REQUIREMENT: Reproduce the entries below in full, word for word.

RECORDS SUPPLIED:
= = = = =

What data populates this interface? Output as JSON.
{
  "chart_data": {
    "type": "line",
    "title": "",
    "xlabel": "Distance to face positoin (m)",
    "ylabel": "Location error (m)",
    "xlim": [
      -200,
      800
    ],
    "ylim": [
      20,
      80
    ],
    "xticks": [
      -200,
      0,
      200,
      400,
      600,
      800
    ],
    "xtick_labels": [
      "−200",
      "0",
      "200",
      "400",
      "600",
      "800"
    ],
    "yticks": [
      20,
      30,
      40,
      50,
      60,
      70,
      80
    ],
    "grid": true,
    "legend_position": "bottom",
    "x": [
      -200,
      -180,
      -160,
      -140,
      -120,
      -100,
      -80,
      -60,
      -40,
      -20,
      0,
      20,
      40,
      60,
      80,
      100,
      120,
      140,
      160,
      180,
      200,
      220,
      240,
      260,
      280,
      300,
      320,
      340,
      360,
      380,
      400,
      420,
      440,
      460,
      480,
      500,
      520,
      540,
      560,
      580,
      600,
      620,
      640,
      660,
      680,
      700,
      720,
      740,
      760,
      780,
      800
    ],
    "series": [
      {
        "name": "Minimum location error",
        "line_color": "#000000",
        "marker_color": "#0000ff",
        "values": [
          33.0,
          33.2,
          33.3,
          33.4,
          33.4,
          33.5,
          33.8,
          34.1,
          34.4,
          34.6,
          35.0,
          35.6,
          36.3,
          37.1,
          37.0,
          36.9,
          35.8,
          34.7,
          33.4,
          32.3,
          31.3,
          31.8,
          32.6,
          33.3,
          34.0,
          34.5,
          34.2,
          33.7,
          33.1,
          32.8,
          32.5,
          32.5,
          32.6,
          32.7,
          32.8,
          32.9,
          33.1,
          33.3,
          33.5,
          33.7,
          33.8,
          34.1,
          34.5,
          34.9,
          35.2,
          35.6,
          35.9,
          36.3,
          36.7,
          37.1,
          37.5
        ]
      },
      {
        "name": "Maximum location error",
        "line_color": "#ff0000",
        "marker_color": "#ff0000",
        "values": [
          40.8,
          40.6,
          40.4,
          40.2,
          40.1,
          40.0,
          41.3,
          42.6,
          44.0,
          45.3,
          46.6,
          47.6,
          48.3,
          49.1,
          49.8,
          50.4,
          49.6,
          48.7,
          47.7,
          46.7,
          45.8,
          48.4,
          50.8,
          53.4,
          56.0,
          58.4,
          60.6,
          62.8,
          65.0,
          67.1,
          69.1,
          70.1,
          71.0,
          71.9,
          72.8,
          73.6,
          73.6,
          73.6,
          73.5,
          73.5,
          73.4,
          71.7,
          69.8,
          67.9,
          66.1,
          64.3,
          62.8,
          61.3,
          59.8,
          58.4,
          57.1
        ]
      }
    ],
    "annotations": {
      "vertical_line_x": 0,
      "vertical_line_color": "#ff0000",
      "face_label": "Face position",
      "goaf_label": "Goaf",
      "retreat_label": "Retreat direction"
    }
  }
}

= = = = =

FULL ANSWER:
What data populates this interface? Output as JSON.
{
  "chart_data": {
    "type": "line",
    "title": "",
    "xlabel": "Distance to face positoin (m)",
    "ylabel": "Location error (m)",
    "xlim": [
      -200,
      800
    ],
    "ylim": [
      20,
      80
    ],
    "xticks": [
      -200,
      0,
      200,
      400,
      600,
      800
    ],
    "xtick_labels": [
      "−200",
      "0",
      "200",
      "400",
      "600",
      "800"
    ],
    "yticks": [
      20,
      30,
      40,
      50,
      60,
      70,
      80
    ],
    "grid": true,
    "legend_position": "bottom",
    "x": [
      -200,
      -180,
      -160,
      -140,
      -120,
      -100,
      -80,
      -60,
      -40,
      -20,
      0,
      20,
      40,
      60,
      80,
      100,
      120,
      140,
      160,
      180,
      200,
      220,
      240,
      260,
      280,
      300,
      320,
      340,
      360,
      380,
      400,
      420,
      440,
      460,
      480,
      500,
      520,
      540,
      560,
      580,
      600,
      620,
      640,
      660,
      680,
      700,
      720,
      740,
      760,
      780,
      800
    ],
    "series": [
      {
        "name": "Minimum location error",
        "line_color": "#000000",
        "marker_color": "#0000ff",
        "values": [
          33.0,
          33.2,
          33.3,
          33.4,
          33.4,
          33.5,
          33.8,
          34.1,
          34.4,
          34.6,
          35.0,
          35.6,
          36.3,
          37.1,
          37.0,
          36.9,
          35.8,
          34.7,
          33.4,
          32.3,
          31.3,
          31.8,
          32.6,
          33.3,
          34.0,
          34.5,
          34.2,
          33.7,
          33.1,
          32.8,
          32.5,
          32.5,
          32.6,
          32.7,
          32.8,
          32.9,
          33.1,
          33.3,
          33.5,
          33.7,
          33.8,
          34.1,
          34.5,
          34.9,
          35.2,
          35.6,
          35.9,
          36.3,
          36.7,
          37.1,
          37.5
        ]
      },
      {
        "name": "Maximum location error",
        "line_color": "#ff0000",
        "marker_color": "#ff0000",
        "values": [
          40.8,
          40.6,
          40.4,
          40.2,
          40.1,
          40.0,
          41.3,
          42.6,
          44.0,
          45.3,
          46.6,
          47.6,
          48.3,
          49.1,
          49.8,
          50.4,
          49.6,
          48.7,
          47.7,
          46.7,
          45.8,
          48.4,
          50.8,
          53.4,
          56.0,
          58.4,
          60.6,
          62.8,
          65.0,
          67.1,
          69.1,
          70.1,
          71.0,
          71.9,
          72.8,
          73.6,
          73.6,
          73.6,
          73.5,
          73.5,
          73.4,
          71.7,
          69.8,
          67.9,
          66.1,
          64.3,
          62.8,
          61.3,
          59.8,
          58.4,
          57.1
        ]
      }
    ],
    "annotations": {
      "vertical_line_x": 0,
      "vertical_line_color": "#ff0000",
      "face_label": "Face position",
      "goaf_label": "Goaf",
      "retreat_label": "Retreat direction"
    }
  }
}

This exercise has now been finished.